• GOAL:
For this exercise, repeat all of the material verbatim apart from its images.

• PROVIDED MATERIAL:
[BEGIN]

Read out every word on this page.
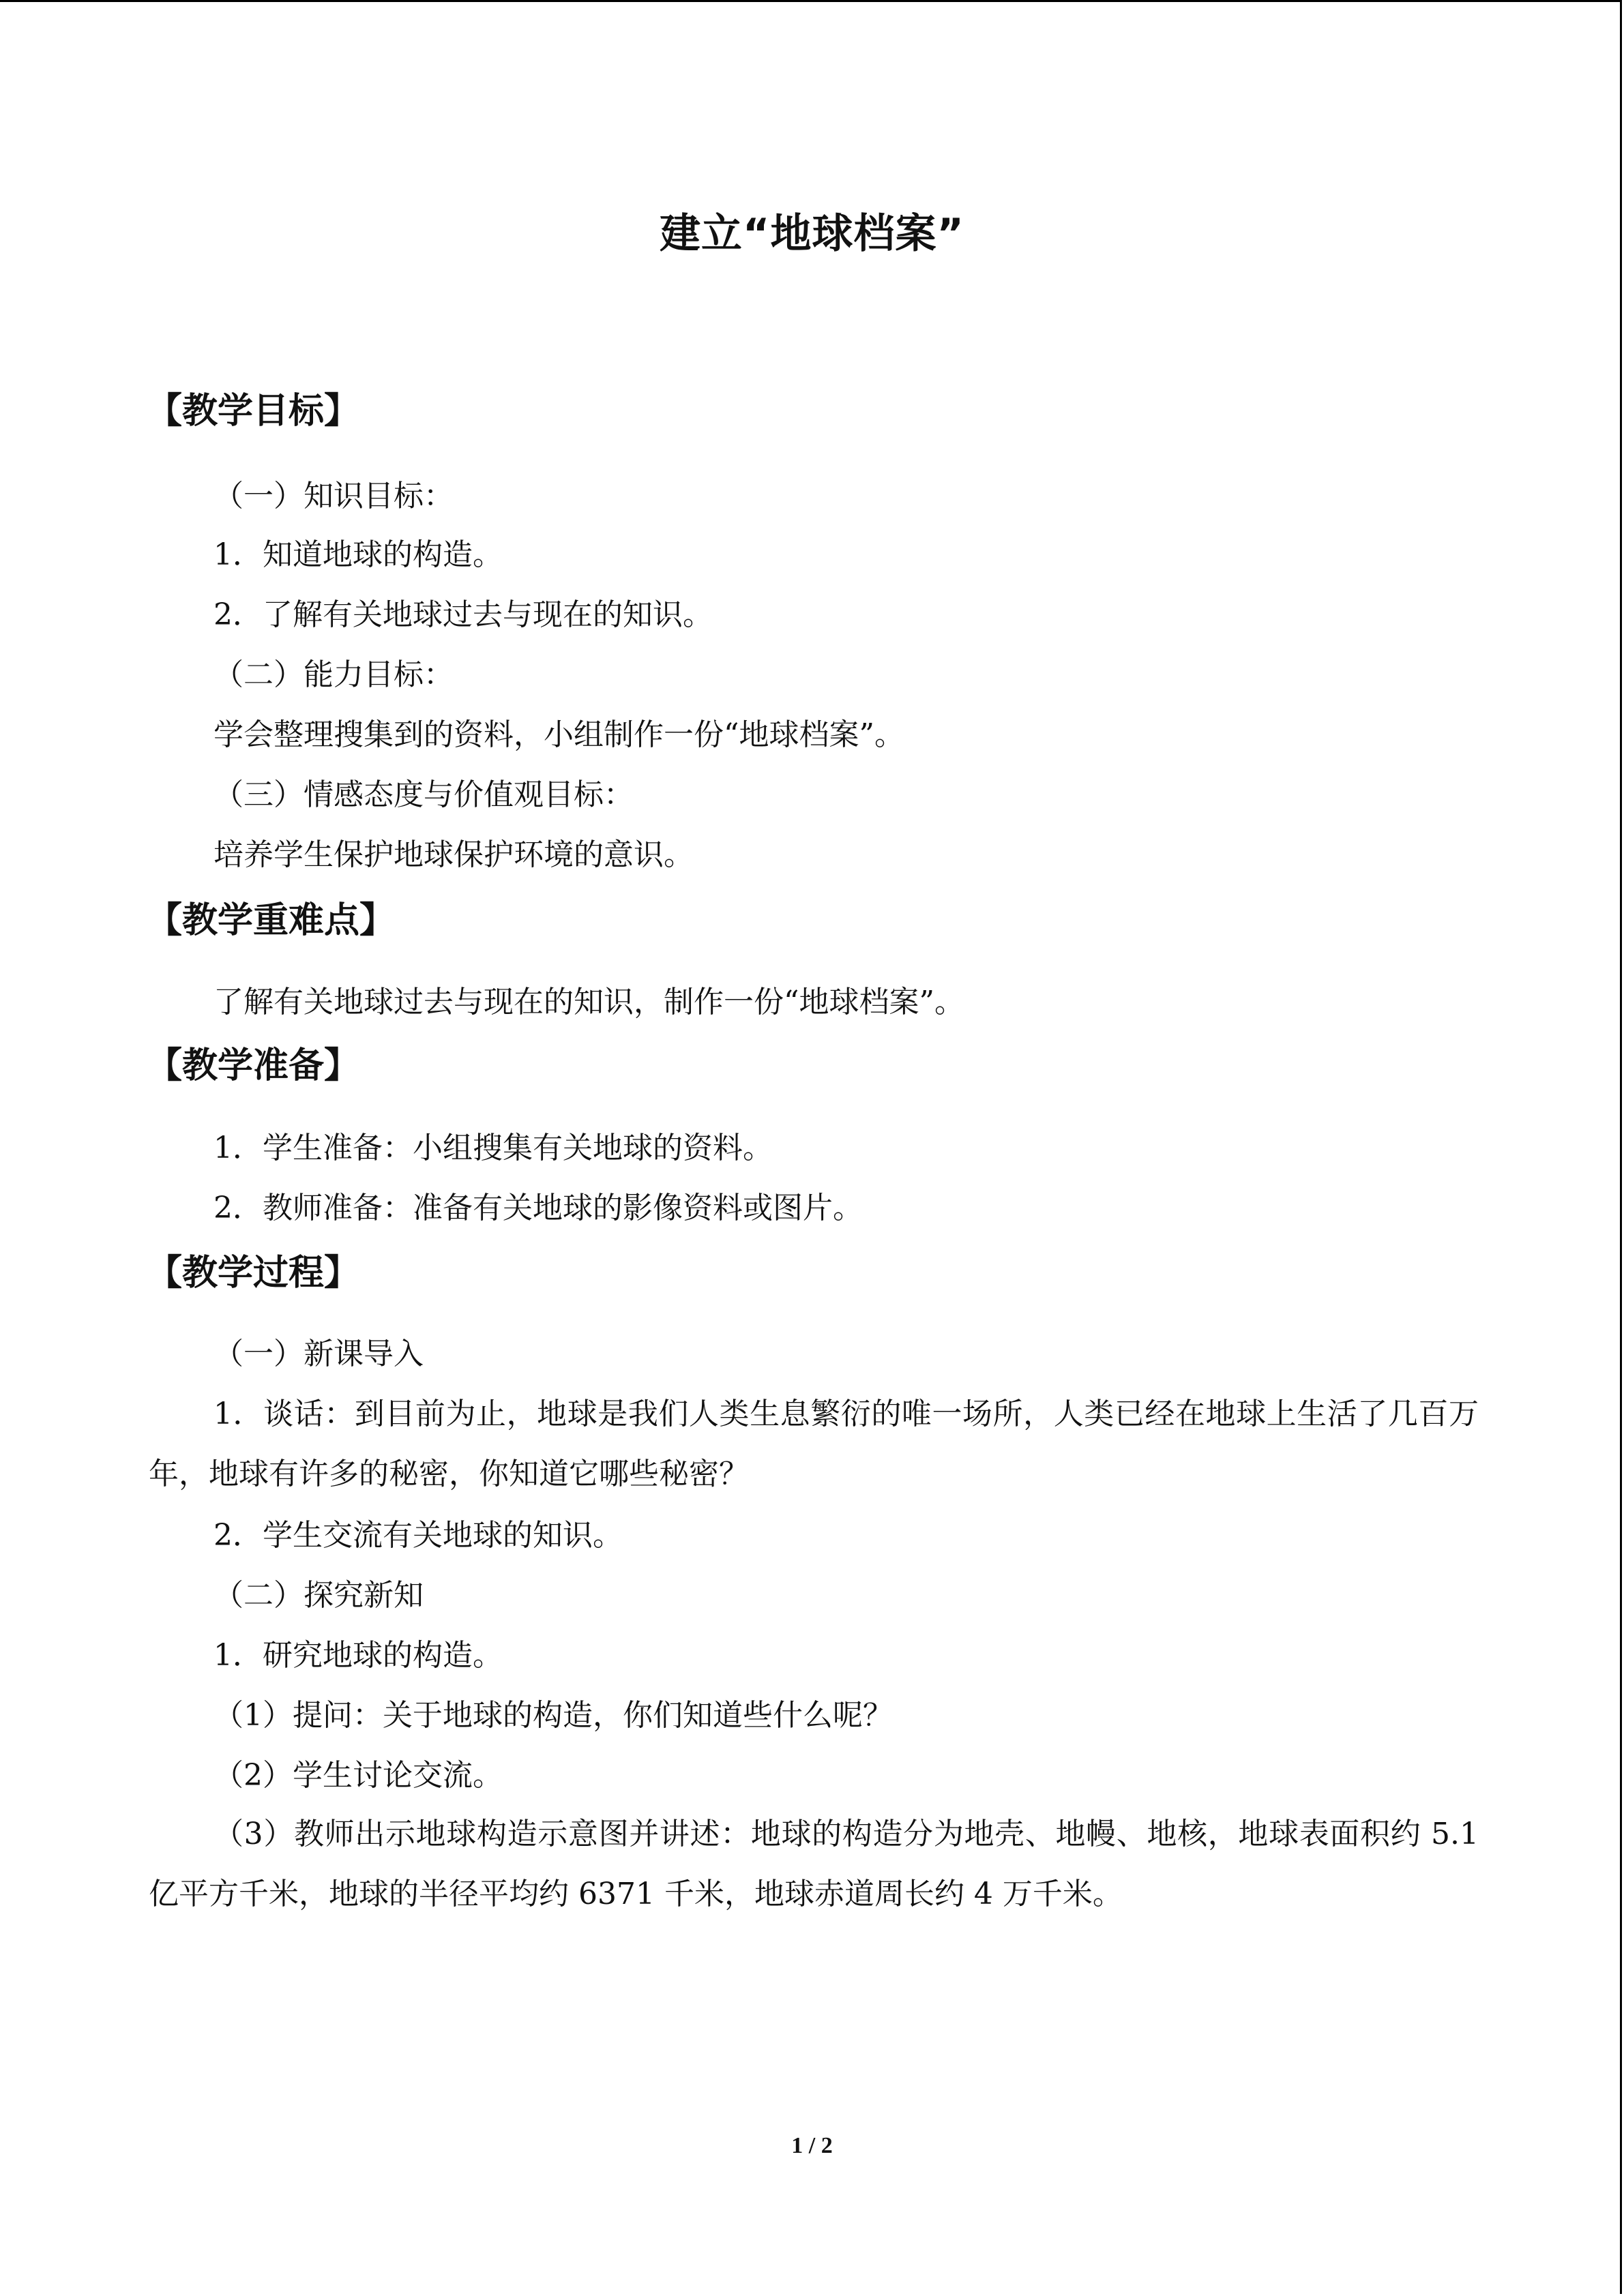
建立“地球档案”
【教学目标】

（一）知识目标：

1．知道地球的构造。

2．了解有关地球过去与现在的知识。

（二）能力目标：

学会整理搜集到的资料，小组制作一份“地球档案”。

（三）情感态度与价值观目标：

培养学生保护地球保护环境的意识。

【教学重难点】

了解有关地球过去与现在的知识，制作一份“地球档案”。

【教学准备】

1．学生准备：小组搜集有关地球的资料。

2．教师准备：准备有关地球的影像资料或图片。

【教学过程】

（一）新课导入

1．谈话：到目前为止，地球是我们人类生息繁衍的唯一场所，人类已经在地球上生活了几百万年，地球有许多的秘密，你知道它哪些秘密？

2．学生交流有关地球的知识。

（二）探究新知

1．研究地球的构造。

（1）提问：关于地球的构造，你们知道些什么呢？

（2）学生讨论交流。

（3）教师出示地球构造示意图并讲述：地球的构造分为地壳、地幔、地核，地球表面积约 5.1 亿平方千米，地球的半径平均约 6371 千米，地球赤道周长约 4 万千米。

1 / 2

[END]

• SOLUTION TO THIS TASK:
Read out every word on this page.
建立“地球档案”
【教学目标】

（一）知识目标：

1．知道地球的构造。

2．了解有关地球过去与现在的知识。

（二）能力目标：

学会整理搜集到的资料，小组制作一份“地球档案”。

（三）情感态度与价值观目标：

培养学生保护地球保护环境的意识。

【教学重难点】

了解有关地球过去与现在的知识，制作一份“地球档案”。

【教学准备】

1．学生准备：小组搜集有关地球的资料。

2．教师准备：准备有关地球的影像资料或图片。

【教学过程】

（一）新课导入

1．谈话：到目前为止，地球是我们人类生息繁衍的唯一场所，人类已经在地球上生活了几百万年，地球有许多的秘密，你知道它哪些秘密？

2．学生交流有关地球的知识。

（二）探究新知

1．研究地球的构造。

（1）提问：关于地球的构造，你们知道些什么呢？

（2）学生讨论交流。

（3）教师出示地球构造示意图并讲述：地球的构造分为地壳、地幔、地核，地球表面积约 5.1 亿平方千米，地球的半径平均约 6371 千米，地球赤道周长约 4 万千米。

1 / 2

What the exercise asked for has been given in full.